***** Entries provided

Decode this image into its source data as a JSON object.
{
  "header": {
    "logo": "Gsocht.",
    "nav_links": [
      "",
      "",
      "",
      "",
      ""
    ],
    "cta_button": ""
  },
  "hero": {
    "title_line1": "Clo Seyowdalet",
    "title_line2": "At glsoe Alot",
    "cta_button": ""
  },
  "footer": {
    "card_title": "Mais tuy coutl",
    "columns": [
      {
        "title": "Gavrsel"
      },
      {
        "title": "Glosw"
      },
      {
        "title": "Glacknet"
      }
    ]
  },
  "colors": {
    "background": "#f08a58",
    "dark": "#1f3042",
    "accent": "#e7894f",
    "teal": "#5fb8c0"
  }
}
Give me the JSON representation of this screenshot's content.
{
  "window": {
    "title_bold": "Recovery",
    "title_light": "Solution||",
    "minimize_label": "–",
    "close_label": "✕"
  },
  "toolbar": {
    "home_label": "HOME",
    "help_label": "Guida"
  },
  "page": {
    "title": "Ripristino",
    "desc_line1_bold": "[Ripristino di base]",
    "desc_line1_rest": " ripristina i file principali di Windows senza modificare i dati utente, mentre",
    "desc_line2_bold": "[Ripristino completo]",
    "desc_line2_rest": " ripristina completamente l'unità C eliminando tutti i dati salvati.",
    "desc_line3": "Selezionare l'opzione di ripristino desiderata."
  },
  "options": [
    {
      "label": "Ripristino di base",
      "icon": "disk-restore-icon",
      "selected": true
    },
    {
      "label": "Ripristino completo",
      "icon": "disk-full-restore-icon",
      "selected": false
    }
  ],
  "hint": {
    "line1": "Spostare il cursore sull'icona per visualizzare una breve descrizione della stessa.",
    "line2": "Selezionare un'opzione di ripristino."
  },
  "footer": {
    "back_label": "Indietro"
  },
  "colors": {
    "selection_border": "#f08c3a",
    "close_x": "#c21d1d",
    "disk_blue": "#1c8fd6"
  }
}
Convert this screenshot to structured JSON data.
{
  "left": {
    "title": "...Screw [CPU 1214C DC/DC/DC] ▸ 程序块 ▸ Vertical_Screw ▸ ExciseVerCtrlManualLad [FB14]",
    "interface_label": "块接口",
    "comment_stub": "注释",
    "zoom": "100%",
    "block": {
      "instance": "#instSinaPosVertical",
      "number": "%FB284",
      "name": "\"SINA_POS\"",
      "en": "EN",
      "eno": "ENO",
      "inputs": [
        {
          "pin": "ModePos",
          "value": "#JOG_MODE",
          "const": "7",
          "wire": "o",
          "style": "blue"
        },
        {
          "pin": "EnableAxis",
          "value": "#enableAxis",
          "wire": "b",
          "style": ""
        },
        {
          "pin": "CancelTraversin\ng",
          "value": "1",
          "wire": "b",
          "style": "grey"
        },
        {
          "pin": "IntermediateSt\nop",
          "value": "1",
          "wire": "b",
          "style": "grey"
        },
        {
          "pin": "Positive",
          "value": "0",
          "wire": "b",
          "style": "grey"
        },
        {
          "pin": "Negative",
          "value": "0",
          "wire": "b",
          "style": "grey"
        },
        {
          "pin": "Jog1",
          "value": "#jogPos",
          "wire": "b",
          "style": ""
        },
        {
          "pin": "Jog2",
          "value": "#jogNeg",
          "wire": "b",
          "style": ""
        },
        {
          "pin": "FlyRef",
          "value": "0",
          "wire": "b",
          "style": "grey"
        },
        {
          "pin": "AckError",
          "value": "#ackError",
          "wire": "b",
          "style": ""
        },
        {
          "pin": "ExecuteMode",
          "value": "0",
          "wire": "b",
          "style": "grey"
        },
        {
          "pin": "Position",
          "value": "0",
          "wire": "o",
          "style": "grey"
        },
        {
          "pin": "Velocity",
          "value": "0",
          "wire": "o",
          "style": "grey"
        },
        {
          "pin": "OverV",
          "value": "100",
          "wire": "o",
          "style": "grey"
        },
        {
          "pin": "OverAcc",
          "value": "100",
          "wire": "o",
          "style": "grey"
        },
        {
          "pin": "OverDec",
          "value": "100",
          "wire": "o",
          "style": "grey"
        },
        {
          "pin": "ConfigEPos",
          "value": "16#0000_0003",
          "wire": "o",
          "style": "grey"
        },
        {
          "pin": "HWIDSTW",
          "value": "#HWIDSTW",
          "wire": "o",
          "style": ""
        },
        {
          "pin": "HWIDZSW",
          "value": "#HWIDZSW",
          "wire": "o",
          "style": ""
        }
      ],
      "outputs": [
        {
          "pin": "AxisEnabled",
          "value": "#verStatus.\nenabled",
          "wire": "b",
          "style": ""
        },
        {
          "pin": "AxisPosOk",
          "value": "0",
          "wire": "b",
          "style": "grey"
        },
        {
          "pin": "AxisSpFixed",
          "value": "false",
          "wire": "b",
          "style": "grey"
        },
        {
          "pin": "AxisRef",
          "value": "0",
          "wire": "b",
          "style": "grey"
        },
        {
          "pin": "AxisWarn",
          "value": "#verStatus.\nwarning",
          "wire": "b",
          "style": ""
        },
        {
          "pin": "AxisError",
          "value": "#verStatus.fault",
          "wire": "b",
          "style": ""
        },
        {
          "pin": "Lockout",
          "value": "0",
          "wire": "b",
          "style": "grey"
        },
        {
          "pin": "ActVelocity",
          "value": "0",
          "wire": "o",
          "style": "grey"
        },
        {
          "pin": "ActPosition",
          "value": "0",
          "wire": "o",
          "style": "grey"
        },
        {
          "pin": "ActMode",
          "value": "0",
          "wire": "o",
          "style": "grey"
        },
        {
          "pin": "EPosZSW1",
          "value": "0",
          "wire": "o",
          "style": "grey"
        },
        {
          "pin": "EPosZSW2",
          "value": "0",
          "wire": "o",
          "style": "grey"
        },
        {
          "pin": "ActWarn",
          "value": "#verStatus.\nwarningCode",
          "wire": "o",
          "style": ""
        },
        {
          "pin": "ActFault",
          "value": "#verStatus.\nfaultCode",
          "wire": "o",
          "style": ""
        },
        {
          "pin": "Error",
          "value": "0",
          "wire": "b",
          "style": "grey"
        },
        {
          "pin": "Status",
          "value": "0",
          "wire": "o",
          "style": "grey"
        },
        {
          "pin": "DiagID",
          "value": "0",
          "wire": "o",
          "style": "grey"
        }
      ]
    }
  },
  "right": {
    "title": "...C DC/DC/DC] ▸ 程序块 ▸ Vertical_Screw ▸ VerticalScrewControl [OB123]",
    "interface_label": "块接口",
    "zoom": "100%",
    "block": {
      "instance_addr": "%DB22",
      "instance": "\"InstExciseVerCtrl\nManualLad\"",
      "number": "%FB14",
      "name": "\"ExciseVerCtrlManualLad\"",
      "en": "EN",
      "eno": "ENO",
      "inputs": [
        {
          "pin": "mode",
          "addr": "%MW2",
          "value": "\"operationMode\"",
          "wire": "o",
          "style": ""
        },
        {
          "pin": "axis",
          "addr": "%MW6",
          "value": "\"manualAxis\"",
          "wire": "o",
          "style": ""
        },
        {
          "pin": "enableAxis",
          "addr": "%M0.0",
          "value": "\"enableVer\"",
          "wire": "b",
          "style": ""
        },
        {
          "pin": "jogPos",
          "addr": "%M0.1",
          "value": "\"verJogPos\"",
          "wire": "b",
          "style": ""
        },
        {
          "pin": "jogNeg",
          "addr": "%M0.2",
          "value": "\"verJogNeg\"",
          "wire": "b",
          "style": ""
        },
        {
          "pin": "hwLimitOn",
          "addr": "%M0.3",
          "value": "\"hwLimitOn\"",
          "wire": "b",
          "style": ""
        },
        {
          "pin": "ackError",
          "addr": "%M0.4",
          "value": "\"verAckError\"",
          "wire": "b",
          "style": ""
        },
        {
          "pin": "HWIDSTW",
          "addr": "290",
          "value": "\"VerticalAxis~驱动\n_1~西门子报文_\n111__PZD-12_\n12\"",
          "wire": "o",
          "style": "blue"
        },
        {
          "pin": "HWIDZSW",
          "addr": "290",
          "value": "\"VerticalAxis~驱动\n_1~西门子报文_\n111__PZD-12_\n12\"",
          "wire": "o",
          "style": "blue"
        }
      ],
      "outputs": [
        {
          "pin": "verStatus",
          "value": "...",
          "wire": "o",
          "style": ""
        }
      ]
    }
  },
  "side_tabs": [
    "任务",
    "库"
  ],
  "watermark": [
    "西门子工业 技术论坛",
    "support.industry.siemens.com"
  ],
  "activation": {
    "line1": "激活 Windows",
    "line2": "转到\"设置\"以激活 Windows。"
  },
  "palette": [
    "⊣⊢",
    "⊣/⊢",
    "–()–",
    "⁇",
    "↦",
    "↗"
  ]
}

**********

Given exercise: Search the listing for the string "dati". Copy each line where it turns up.

Exercise answer:
    "desc_line1_rest": " ripristina i file principali di Windows senza modificare i dati utente, mentre",
    "desc_line2_rest": " ripristina completamente l'unità C eliminando tutti i dati salvati.",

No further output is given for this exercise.